#### WHAT IS ASKED:
State how many lines of the listing below include the word "PARIS". Give only the number.

#### SUPPLIED MATERIAL:
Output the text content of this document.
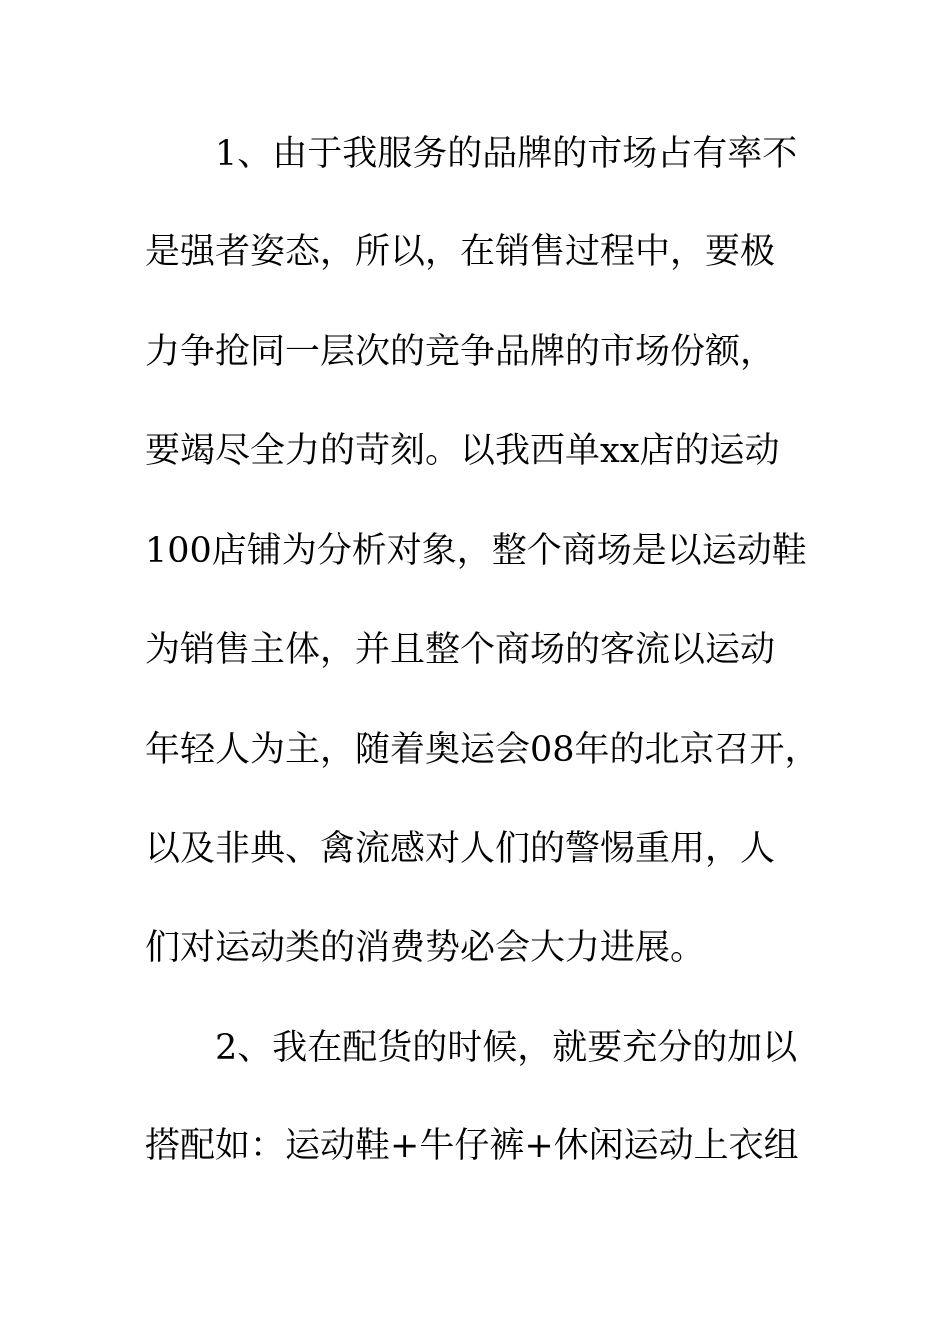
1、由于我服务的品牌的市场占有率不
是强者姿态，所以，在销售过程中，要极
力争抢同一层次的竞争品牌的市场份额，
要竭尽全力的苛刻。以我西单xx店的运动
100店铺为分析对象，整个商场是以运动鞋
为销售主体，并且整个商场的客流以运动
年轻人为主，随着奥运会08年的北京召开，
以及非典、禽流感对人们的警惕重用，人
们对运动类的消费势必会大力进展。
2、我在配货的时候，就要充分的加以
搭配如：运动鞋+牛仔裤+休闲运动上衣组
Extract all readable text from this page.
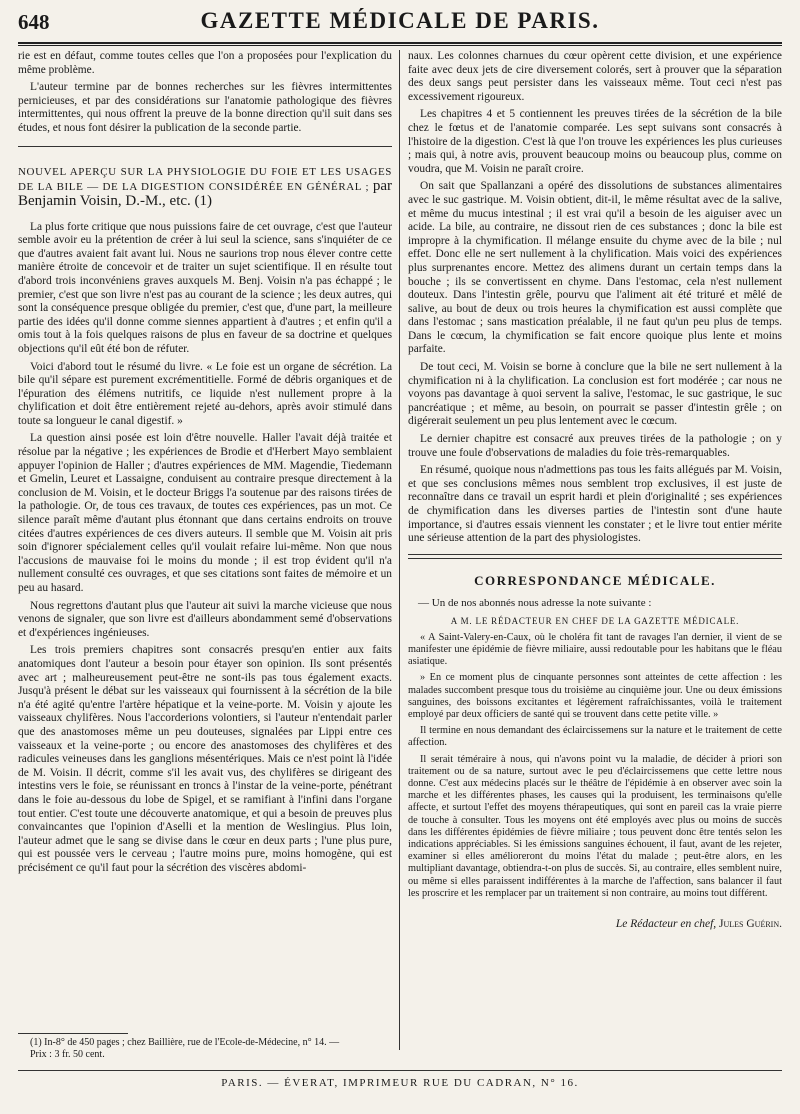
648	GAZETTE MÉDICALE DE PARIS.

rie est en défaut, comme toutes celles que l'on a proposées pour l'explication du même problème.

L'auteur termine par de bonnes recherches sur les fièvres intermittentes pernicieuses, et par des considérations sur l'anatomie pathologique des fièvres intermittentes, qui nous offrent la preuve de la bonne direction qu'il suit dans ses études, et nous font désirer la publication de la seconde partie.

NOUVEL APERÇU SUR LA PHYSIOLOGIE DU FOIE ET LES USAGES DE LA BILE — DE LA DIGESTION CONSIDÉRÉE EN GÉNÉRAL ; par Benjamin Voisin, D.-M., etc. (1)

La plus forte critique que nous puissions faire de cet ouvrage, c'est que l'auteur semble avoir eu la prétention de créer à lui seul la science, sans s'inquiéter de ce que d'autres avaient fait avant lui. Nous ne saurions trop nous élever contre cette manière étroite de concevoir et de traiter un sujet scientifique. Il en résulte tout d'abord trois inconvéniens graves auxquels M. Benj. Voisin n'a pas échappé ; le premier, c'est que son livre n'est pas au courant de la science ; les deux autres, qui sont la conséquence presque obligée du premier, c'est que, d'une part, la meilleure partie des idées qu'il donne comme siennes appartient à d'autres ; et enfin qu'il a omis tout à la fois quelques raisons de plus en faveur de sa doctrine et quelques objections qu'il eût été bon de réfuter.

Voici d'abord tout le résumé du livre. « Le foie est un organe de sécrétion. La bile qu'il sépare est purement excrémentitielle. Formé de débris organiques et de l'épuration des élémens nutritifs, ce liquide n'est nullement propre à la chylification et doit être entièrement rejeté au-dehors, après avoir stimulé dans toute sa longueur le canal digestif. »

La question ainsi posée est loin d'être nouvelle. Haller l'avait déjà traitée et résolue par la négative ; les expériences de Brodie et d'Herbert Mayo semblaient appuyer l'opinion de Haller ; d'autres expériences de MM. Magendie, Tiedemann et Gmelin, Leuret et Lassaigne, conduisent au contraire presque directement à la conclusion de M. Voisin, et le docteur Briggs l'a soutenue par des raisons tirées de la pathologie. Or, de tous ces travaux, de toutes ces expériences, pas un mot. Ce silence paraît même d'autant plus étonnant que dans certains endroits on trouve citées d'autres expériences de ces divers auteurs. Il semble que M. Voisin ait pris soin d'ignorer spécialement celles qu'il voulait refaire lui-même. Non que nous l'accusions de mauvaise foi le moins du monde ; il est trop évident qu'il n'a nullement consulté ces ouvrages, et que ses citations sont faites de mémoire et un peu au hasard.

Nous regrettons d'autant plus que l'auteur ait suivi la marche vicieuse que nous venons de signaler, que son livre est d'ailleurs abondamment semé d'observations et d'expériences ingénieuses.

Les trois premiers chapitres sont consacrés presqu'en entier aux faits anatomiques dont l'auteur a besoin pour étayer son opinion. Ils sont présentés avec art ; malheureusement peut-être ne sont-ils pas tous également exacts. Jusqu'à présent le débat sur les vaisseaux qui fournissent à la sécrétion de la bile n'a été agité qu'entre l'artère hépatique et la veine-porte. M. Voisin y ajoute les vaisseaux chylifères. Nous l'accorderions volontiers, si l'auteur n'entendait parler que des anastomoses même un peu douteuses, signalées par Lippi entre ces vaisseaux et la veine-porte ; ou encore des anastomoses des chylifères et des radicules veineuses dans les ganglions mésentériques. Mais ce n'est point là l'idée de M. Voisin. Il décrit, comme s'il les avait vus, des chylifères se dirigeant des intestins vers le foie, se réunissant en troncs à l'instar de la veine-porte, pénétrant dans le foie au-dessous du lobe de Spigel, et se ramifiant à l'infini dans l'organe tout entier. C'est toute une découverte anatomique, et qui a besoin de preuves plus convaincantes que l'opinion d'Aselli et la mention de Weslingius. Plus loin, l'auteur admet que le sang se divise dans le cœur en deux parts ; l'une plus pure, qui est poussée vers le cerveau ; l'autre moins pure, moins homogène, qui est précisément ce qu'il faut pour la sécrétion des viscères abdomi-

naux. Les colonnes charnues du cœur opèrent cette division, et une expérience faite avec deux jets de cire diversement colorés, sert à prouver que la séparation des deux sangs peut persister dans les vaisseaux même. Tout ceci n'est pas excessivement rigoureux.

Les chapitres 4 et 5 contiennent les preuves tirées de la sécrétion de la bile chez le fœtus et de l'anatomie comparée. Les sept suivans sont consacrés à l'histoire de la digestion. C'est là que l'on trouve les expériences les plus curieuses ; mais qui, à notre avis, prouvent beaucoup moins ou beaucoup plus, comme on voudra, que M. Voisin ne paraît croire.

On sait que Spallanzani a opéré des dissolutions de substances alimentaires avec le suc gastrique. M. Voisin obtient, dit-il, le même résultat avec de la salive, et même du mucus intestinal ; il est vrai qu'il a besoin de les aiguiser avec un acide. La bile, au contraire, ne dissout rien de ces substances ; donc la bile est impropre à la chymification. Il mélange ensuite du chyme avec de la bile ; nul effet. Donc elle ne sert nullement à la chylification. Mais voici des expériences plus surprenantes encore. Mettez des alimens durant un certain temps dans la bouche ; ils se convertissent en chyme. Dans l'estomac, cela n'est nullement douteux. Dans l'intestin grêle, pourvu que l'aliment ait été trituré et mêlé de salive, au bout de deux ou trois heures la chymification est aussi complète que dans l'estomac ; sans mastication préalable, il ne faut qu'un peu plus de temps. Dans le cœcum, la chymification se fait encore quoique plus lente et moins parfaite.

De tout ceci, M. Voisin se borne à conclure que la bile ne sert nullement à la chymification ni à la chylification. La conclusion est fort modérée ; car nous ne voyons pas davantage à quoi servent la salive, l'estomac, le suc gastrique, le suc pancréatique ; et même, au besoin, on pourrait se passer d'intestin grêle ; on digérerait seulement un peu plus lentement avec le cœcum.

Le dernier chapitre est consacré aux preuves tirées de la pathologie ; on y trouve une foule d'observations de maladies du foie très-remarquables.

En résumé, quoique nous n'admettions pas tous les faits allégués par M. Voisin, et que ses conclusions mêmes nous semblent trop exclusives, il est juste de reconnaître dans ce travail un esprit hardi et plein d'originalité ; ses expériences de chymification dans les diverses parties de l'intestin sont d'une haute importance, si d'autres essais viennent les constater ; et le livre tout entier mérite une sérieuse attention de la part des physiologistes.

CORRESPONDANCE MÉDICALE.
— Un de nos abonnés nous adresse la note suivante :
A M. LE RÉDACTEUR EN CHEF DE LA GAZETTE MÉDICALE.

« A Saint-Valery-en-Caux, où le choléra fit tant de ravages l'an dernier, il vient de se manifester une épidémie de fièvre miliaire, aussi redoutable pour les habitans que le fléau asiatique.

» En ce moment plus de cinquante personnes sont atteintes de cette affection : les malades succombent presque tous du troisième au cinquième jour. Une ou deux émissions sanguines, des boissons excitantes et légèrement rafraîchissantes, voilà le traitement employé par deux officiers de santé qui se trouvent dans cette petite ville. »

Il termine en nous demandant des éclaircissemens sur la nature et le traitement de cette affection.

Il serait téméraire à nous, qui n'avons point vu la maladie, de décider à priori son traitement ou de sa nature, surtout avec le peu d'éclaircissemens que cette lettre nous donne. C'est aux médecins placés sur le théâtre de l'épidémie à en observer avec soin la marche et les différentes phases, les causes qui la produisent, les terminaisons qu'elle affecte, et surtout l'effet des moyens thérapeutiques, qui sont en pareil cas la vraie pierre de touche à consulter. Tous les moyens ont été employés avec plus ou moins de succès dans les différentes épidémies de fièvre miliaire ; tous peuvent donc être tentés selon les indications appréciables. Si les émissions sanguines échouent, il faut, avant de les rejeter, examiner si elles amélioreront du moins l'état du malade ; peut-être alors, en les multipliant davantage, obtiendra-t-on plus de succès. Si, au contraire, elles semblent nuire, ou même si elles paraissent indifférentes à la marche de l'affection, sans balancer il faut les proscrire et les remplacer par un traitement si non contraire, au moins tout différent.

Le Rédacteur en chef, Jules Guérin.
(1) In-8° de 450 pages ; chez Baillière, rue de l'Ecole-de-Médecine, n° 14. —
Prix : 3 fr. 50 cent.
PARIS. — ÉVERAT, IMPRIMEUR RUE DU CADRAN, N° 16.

#### WORKED SOLUTION:
2